■ Request ■
Repeat the stretch of the material from its start through the line that contains "UI element localization: list", leaving out the pictures.

(Region and label listings)

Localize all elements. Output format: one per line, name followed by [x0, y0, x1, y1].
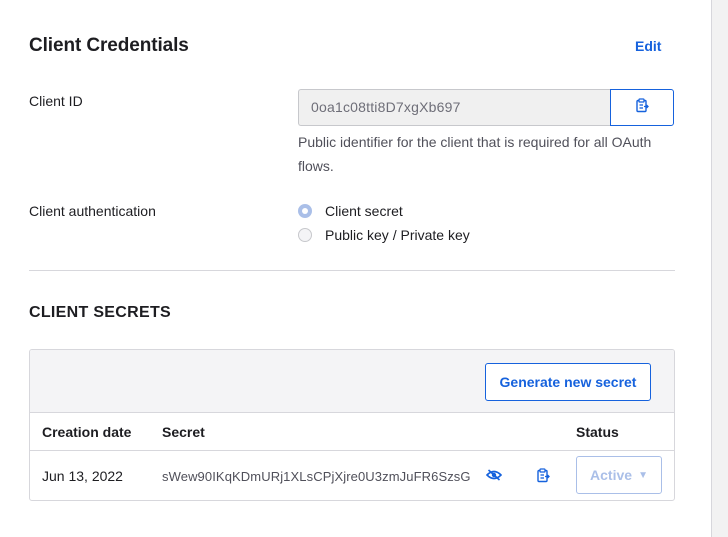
radio-client-secret-label: Client secret	[325, 203, 403, 219]
caret-down-icon: ▼	[638, 469, 648, 481]
secret-creation-date: Jun 13, 2022	[42, 468, 123, 484]
radio-unchecked-icon[interactable]	[298, 228, 312, 242]
eye-hidden-icon[interactable]	[484, 465, 504, 485]
window-edge	[711, 0, 728, 537]
client-id-input[interactable]: 0oa1c08tti8D7xgXb697	[298, 89, 610, 126]
radio-public-key-label: Public key / Private key	[325, 227, 470, 243]
clipboard-icon	[635, 97, 649, 118]
client-secrets-panel: Generate new secret Creation date Secret…	[29, 349, 675, 501]
header-row-divider	[30, 450, 674, 451]
radio-client-secret[interactable]: Client secret	[298, 203, 403, 219]
edit-link[interactable]: Edit	[635, 38, 661, 54]
client-secrets-heading: CLIENT SECRETS	[29, 304, 171, 321]
radio-checked-icon[interactable]	[298, 204, 312, 218]
client-id-help-text: Public identifier for the client that is…	[298, 134, 652, 174]
column-header-secret: Secret	[162, 424, 205, 440]
status-dropdown[interactable]: Active ▼	[576, 456, 662, 494]
column-header-status: Status	[576, 424, 619, 440]
client-id-field: 0oa1c08tti8D7xgXb697	[298, 89, 674, 126]
clipboard-icon[interactable]	[533, 465, 553, 485]
column-header-creation-date: Creation date	[42, 424, 132, 440]
radio-public-private-key[interactable]: Public key / Private key	[298, 227, 470, 243]
secrets-toolbar: Generate new secret	[30, 350, 674, 413]
section-divider	[29, 270, 675, 271]
secret-value: sWew90IKqKDmURj1XLsCPjXjre0U3zmJuFR6SzsG	[162, 469, 471, 484]
status-value: Active	[590, 467, 633, 483]
client-auth-label: Client authentication	[29, 203, 156, 219]
copy-client-id-button[interactable]	[610, 89, 674, 126]
generate-new-secret-button[interactable]: Generate new secret	[485, 363, 651, 401]
section-title: Client Credentials	[29, 35, 189, 56]
client-id-label: Client ID	[29, 93, 83, 109]
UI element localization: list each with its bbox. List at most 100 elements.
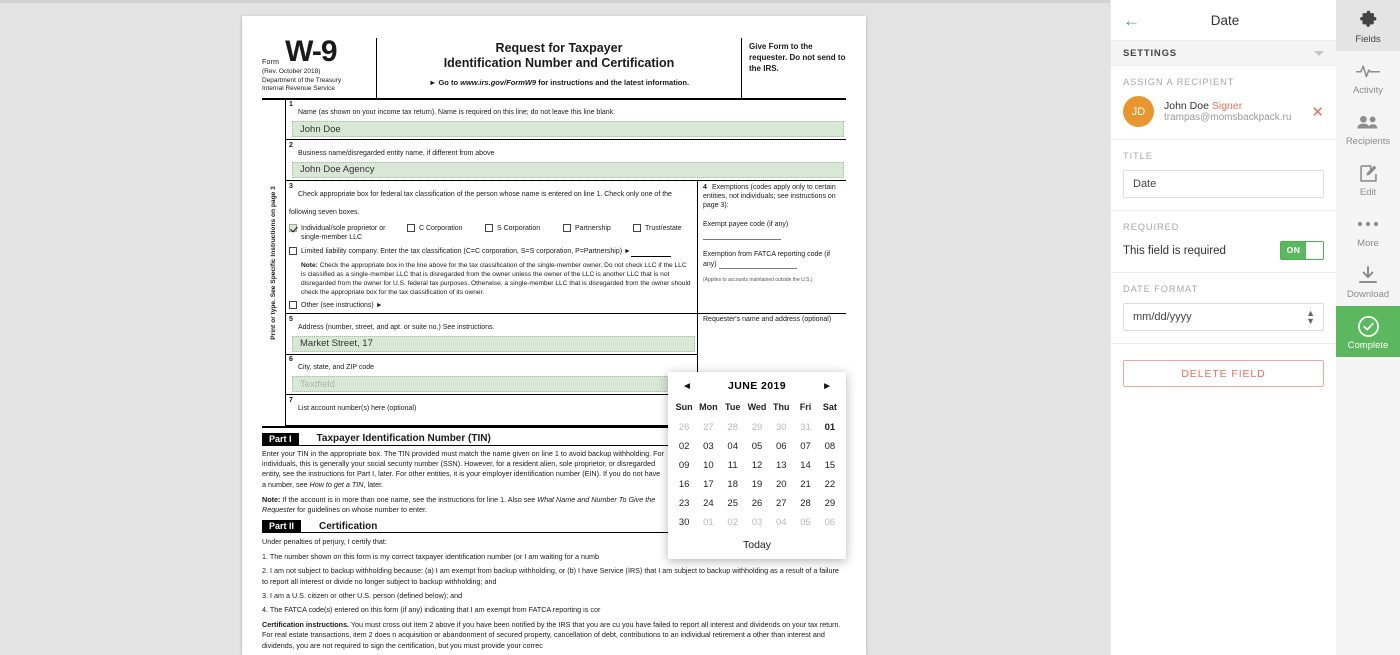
calendar-day[interactable]: 14 <box>793 456 817 475</box>
form-header-center: Request for Taxpayer Identification Numb… <box>377 38 742 98</box>
date-picker-popup[interactable]: ◄ JUNE 2019 ► Sun Mon Tue Wed Thu Fri Sat 26 27 2… <box>668 372 846 559</box>
classification-other[interactable]: Other (see instructions) ► <box>289 301 693 310</box>
calendar-day[interactable]: 03 <box>745 513 769 532</box>
calendar-day[interactable]: 30 <box>672 513 696 532</box>
calendar-day[interactable]: 11 <box>721 456 745 475</box>
rail-item-activity[interactable]: Activity <box>1336 51 1400 102</box>
classification-c-corp[interactable]: C Corporation <box>407 223 485 233</box>
remove-recipient-icon[interactable]: ✕ <box>1311 103 1324 121</box>
rail-label-more: More <box>1357 238 1379 249</box>
calendar-prev-icon[interactable]: ◄ <box>682 381 692 392</box>
rail-item-edit[interactable]: Edit <box>1336 153 1400 204</box>
calendar-day[interactable]: 04 <box>721 437 745 456</box>
calendar-next-icon[interactable]: ► <box>822 381 832 392</box>
calendar-day[interactable]: 27 <box>769 494 793 513</box>
title-input[interactable] <box>1123 170 1324 198</box>
calendar-grid[interactable]: Sun Mon Tue Wed Thu Fri Sat 26 27 28 29 30 31 01 02 03 0… <box>672 398 842 532</box>
give-form-note: Give Form to the requester. Do not send … <box>749 42 846 73</box>
recipient-row[interactable]: JD John Doe Signer trampas@momsbackpack.… <box>1123 96 1324 127</box>
checkbox-icon[interactable] <box>485 223 493 232</box>
calendar-day[interactable]: 20 <box>769 475 793 494</box>
calendar-day[interactable]: 12 <box>745 456 769 475</box>
date-format-select-wrap[interactable]: ▲▼ <box>1123 303 1324 331</box>
classification-s-corp-label: S Corporation <box>497 224 541 232</box>
delete-field-button[interactable]: DELETE FIELD <box>1123 360 1324 387</box>
calendar-day[interactable]: 09 <box>672 456 696 475</box>
exempt-fatca-input[interactable] <box>718 259 797 270</box>
calendar-day[interactable]: 27 <box>696 418 720 437</box>
date-format-select[interactable] <box>1123 303 1324 331</box>
calendar-day[interactable]: 25 <box>721 494 745 513</box>
calendar-day[interactable]: 21 <box>793 475 817 494</box>
checkbox-icon[interactable] <box>289 246 297 255</box>
address-field[interactable]: Market Street, 17 <box>292 335 695 352</box>
calendar-day[interactable]: 01 <box>818 418 842 437</box>
cert-instructions-text: You must cross out item 2 above if you h… <box>262 619 841 650</box>
rail-item-complete[interactable]: Complete <box>1336 306 1400 357</box>
checkbox-icon[interactable] <box>563 223 571 232</box>
calendar-day[interactable]: 31 <box>793 418 817 437</box>
cert-item-3: 3. I am a U.S. citizen or other U.S. per… <box>262 591 463 601</box>
calendar-day[interactable]: 13 <box>769 456 793 475</box>
calendar-day[interactable]: 05 <box>793 513 817 532</box>
calendar-day[interactable]: 26 <box>745 494 769 513</box>
calendar-day[interactable]: 02 <box>721 513 745 532</box>
calendar-day[interactable]: 29 <box>745 418 769 437</box>
required-toggle[interactable]: ON <box>1280 241 1324 260</box>
calendar-day[interactable]: 24 <box>696 494 720 513</box>
part-1-note-text: If the account is in more than one name,… <box>280 494 538 504</box>
classification-partnership[interactable]: Partnership <box>563 223 633 233</box>
city-state-zip-field[interactable]: Textfield <box>292 376 695 393</box>
calendar-day[interactable]: 30 <box>769 418 793 437</box>
classification-llc[interactable]: Limited liability company. Enter the tax… <box>289 246 693 258</box>
checkbox-checked-icon[interactable] <box>289 223 297 232</box>
calendar-day[interactable]: 05 <box>745 437 769 456</box>
classification-trust[interactable]: Trust/estate <box>633 223 682 233</box>
calendar-day[interactable]: 06 <box>818 513 842 532</box>
calendar-today-button[interactable]: Today <box>672 532 842 555</box>
calendar-day[interactable]: 07 <box>793 437 817 456</box>
calendar-day[interactable]: 28 <box>721 418 745 437</box>
settings-section-header[interactable]: SETTINGS <box>1111 41 1336 66</box>
checkbox-icon[interactable] <box>407 223 415 232</box>
calendar-day[interactable]: 10 <box>696 456 720 475</box>
calendar-day[interactable]: 22 <box>818 475 842 494</box>
classification-s-corp[interactable]: S Corporation <box>485 223 563 233</box>
calendar-day[interactable]: 03 <box>696 437 720 456</box>
checkbox-icon[interactable] <box>633 223 641 232</box>
classification-partnership-label: Partnership <box>575 224 611 232</box>
recipient-name: John Doe <box>1164 100 1209 112</box>
calendar-day[interactable]: 16 <box>672 475 696 494</box>
calendar-day[interactable]: 04 <box>769 513 793 532</box>
classification-llc-label: Limited liability company. Enter the tax… <box>301 247 631 255</box>
business-name-field[interactable]: John Doe Agency <box>292 161 844 178</box>
document-page[interactable]: Form W-9 (Rev. October 2018) Department o… <box>242 16 866 655</box>
name-field[interactable]: John Doe <box>292 121 844 138</box>
classification-individual[interactable]: Individual/sole proprietor or single-mem… <box>289 223 407 242</box>
calendar-day[interactable]: 18 <box>721 475 745 494</box>
rail-item-more[interactable]: More <box>1336 204 1400 255</box>
calendar-day[interactable]: 06 <box>769 437 793 456</box>
vertical-instructions: Print or type. See Specific Instructions… <box>262 99 286 426</box>
calendar-day[interactable]: 23 <box>672 494 696 513</box>
calendar-day[interactable]: 08 <box>818 437 842 456</box>
chevron-down-icon[interactable] <box>1314 50 1324 56</box>
calendar-day[interactable]: 26 <box>672 418 696 437</box>
rail-item-download[interactable]: Download <box>1336 255 1400 306</box>
required-toggle-state: ON <box>1281 242 1306 259</box>
line-5-label: Address (number, street, and apt. or sui… <box>298 323 495 331</box>
calendar-day[interactable]: 02 <box>672 437 696 456</box>
calendar-day[interactable]: 17 <box>696 475 720 494</box>
calendar-day[interactable]: 19 <box>745 475 769 494</box>
calendar-day[interactable]: 28 <box>793 494 817 513</box>
rail-item-recipients[interactable]: Recipients <box>1336 102 1400 153</box>
exempt-payee-input[interactable] <box>703 229 781 240</box>
calendar-weekday: Tue <box>725 402 741 412</box>
calendar-day[interactable]: 15 <box>818 456 842 475</box>
checkbox-icon[interactable] <box>289 301 297 310</box>
calendar-day[interactable]: 29 <box>818 494 842 513</box>
dots-icon <box>1336 213 1400 235</box>
rail-item-fields[interactable]: Fields <box>1336 0 1400 51</box>
calendar-day[interactable]: 01 <box>696 513 720 532</box>
stepper-icon[interactable]: ▲ ▼ <box>1306 309 1315 326</box>
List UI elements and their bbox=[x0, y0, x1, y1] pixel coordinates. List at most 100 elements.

■ Output of the task ■
Localize all elements. Output format: one per line, name followed by [x0, y0, x1, y1].
radio-client-secret-label: Client secret	[325, 203, 403, 219]
caret-down-icon: ▼	[638, 469, 648, 481]
secret-creation-date: Jun 13, 2022	[42, 468, 123, 484]
radio-unchecked-icon[interactable]	[298, 228, 312, 242]
eye-hidden-icon[interactable]	[484, 465, 504, 485]
window-edge	[711, 0, 728, 537]
client-id-input[interactable]: 0oa1c08tti8D7xgXb697	[298, 89, 610, 126]
radio-public-key-label: Public key / Private key	[325, 227, 470, 243]
clipboard-icon	[635, 97, 649, 118]
client-secrets-panel: Generate new secret Creation date Secret…	[29, 349, 675, 501]
header-row-divider	[30, 450, 674, 451]
radio-client-secret[interactable]: Client secret	[298, 203, 403, 219]
edit-link[interactable]: Edit	[635, 38, 661, 54]
client-secrets-heading: CLIENT SECRETS	[29, 304, 171, 321]
radio-checked-icon[interactable]	[298, 204, 312, 218]
client-id-help-text: Public identifier for the client that is…	[298, 134, 652, 174]
column-header-secret: Secret	[162, 424, 205, 440]
status-dropdown[interactable]: Active ▼	[576, 456, 662, 494]
column-header-status: Status	[576, 424, 619, 440]
client-id-field: 0oa1c08tti8D7xgXb697	[298, 89, 674, 126]
clipboard-icon[interactable]	[533, 465, 553, 485]
column-header-creation-date: Creation date	[42, 424, 132, 440]
radio-public-private-key[interactable]: Public key / Private key	[298, 227, 470, 243]
secrets-toolbar: Generate new secret	[30, 350, 674, 413]
section-divider	[29, 270, 675, 271]
secret-value: sWew90IKqKDmURj1XLsCPjXjre0U3zmJuFR6SzsG	[162, 469, 471, 484]
status-value: Active	[590, 467, 633, 483]
client-auth-label: Client authentication	[29, 203, 156, 219]
copy-client-id-button[interactable]	[610, 89, 674, 126]
generate-new-secret-button[interactable]: Generate new secret	[485, 363, 651, 401]
section-title: Client Credentials	[29, 35, 189, 56]
client-id-label: Client ID	[29, 93, 83, 109]
UI element localization: list each with its bbox. List at most 100 elements.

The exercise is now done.